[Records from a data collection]
□ □ □ □ □ □ □
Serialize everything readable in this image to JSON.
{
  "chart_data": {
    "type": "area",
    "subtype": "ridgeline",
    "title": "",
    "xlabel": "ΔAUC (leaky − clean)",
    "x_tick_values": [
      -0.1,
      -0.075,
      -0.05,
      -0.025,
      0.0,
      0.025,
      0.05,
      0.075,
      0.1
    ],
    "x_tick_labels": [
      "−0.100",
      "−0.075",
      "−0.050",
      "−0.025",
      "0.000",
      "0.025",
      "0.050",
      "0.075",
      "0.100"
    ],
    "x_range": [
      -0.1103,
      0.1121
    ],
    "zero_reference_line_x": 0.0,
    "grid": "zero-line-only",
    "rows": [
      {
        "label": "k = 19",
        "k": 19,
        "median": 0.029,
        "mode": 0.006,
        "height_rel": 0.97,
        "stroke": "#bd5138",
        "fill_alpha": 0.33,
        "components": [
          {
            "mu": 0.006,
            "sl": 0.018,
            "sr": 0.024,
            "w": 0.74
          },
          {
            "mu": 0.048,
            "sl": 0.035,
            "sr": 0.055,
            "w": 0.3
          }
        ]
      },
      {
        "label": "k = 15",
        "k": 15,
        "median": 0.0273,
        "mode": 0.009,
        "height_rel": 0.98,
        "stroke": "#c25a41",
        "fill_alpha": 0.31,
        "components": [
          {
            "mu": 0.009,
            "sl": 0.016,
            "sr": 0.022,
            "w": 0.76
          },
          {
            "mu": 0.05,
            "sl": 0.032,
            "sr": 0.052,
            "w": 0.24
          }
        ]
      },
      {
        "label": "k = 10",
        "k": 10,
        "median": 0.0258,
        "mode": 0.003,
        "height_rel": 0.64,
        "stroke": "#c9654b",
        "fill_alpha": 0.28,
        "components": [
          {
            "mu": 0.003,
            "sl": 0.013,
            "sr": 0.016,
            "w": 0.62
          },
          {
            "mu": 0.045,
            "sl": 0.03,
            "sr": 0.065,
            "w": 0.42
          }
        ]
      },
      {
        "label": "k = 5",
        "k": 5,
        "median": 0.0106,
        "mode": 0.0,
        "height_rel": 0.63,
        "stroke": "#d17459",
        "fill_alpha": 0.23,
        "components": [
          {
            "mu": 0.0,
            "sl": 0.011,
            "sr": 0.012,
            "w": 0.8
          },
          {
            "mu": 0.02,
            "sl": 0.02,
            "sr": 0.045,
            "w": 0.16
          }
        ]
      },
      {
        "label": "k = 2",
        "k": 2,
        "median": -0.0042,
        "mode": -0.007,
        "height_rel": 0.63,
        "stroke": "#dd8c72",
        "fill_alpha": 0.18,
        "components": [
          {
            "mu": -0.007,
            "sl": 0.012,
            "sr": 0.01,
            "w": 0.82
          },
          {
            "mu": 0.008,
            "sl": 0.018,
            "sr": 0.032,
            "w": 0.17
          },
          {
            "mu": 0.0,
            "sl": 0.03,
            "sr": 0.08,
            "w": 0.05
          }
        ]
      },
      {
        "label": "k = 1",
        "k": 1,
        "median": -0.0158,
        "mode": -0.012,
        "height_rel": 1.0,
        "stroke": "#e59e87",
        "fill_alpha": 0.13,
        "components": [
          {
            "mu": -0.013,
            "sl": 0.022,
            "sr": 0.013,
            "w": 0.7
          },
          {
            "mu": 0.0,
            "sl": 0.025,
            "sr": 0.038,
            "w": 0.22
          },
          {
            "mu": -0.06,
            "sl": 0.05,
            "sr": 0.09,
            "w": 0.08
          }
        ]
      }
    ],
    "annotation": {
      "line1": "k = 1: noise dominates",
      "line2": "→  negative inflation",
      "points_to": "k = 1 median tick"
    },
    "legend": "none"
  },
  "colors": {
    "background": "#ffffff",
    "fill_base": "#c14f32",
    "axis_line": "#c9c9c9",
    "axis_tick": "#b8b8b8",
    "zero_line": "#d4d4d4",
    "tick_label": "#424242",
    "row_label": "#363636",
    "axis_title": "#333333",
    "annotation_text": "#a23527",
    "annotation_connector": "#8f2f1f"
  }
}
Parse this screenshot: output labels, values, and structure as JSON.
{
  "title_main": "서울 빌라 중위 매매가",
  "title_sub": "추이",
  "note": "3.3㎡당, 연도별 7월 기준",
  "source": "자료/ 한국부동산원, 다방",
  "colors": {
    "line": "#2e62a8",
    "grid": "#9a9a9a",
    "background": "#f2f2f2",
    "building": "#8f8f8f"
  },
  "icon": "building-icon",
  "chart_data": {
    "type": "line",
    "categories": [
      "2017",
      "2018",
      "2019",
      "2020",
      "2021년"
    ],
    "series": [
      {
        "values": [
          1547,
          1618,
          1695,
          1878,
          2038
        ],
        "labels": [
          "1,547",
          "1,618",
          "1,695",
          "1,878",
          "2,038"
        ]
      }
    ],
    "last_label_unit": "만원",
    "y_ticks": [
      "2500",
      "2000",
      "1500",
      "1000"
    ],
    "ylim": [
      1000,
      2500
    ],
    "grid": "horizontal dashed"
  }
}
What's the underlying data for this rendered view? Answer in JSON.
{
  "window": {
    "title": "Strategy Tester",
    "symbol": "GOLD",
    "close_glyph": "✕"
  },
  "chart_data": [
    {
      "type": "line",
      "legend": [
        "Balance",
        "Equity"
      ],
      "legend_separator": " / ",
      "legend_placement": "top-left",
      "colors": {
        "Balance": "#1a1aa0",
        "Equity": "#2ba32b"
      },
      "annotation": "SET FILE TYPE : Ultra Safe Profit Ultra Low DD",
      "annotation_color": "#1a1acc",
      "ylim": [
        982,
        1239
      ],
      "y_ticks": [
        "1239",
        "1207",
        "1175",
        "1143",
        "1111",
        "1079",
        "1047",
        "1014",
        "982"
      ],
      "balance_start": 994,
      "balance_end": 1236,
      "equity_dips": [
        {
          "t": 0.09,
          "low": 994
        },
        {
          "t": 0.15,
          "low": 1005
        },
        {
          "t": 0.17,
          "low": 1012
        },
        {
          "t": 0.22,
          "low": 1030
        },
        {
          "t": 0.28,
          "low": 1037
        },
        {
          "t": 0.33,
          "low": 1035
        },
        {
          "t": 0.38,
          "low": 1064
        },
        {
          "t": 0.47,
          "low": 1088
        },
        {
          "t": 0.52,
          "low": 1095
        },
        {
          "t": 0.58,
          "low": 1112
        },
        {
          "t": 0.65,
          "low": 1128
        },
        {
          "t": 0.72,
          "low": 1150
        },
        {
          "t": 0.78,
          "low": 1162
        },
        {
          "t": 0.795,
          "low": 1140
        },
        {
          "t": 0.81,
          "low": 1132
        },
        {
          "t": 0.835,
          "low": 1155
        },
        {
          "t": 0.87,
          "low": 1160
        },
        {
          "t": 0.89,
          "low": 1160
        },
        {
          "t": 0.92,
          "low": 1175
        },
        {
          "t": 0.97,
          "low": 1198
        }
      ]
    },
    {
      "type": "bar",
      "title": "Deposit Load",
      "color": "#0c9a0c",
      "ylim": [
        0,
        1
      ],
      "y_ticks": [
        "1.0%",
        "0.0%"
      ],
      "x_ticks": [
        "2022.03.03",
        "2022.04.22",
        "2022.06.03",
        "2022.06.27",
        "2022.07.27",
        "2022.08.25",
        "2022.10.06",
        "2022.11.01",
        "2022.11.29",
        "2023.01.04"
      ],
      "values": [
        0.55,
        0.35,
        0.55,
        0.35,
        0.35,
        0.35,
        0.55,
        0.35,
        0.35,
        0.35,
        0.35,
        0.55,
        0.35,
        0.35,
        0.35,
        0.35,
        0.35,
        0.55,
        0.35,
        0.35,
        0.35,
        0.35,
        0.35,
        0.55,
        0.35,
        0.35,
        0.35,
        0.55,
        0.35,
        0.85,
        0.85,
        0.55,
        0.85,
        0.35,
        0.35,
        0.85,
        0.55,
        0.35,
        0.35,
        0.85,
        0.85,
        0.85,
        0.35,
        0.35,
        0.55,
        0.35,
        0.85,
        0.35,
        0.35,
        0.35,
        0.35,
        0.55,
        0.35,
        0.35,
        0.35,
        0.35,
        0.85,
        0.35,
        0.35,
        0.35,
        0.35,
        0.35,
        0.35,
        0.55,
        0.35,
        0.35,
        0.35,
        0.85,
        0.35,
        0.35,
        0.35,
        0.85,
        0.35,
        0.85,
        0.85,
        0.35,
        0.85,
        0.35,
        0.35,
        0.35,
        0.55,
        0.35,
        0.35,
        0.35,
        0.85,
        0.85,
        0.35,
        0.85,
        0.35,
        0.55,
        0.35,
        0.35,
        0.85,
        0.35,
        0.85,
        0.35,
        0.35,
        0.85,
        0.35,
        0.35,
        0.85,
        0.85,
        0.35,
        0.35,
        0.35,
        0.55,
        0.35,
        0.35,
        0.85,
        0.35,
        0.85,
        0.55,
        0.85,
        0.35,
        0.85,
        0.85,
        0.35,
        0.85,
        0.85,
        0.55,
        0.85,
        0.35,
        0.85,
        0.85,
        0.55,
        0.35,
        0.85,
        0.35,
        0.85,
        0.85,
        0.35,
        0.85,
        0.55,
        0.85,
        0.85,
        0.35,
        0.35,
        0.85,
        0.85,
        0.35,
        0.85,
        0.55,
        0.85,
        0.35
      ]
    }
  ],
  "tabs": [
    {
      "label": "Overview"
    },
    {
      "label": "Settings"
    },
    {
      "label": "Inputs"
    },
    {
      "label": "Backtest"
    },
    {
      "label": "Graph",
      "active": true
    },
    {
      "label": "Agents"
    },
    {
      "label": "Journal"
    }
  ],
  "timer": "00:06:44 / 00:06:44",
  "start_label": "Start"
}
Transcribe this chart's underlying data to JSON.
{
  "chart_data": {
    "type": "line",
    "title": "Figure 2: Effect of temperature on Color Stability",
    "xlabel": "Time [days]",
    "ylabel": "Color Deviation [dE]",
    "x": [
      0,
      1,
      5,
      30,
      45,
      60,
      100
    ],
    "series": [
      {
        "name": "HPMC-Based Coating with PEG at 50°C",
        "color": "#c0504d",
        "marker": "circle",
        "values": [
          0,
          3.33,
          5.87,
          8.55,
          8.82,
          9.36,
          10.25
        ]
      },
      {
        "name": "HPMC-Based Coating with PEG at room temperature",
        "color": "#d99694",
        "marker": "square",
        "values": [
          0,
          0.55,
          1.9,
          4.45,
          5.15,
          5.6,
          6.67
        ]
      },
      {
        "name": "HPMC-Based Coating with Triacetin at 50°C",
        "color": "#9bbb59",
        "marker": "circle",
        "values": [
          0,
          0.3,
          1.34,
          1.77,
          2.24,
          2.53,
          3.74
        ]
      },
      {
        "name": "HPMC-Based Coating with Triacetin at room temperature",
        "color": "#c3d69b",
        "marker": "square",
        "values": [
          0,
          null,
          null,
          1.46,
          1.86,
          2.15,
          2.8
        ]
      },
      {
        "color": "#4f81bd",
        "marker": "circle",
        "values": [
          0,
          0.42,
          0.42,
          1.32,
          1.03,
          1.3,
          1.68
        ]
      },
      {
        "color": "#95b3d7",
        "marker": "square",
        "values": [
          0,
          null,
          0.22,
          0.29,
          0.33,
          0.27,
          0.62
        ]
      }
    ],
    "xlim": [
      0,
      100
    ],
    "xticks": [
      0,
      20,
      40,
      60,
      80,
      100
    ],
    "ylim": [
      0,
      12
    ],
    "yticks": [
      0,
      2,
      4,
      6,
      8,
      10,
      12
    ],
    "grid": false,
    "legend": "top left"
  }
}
□ □ □ □ □ □ □
Task goal. Return the lines of the records that include the string "left".

Result for this task.
      "legend_placement": "top-left",
    "legend": "top left"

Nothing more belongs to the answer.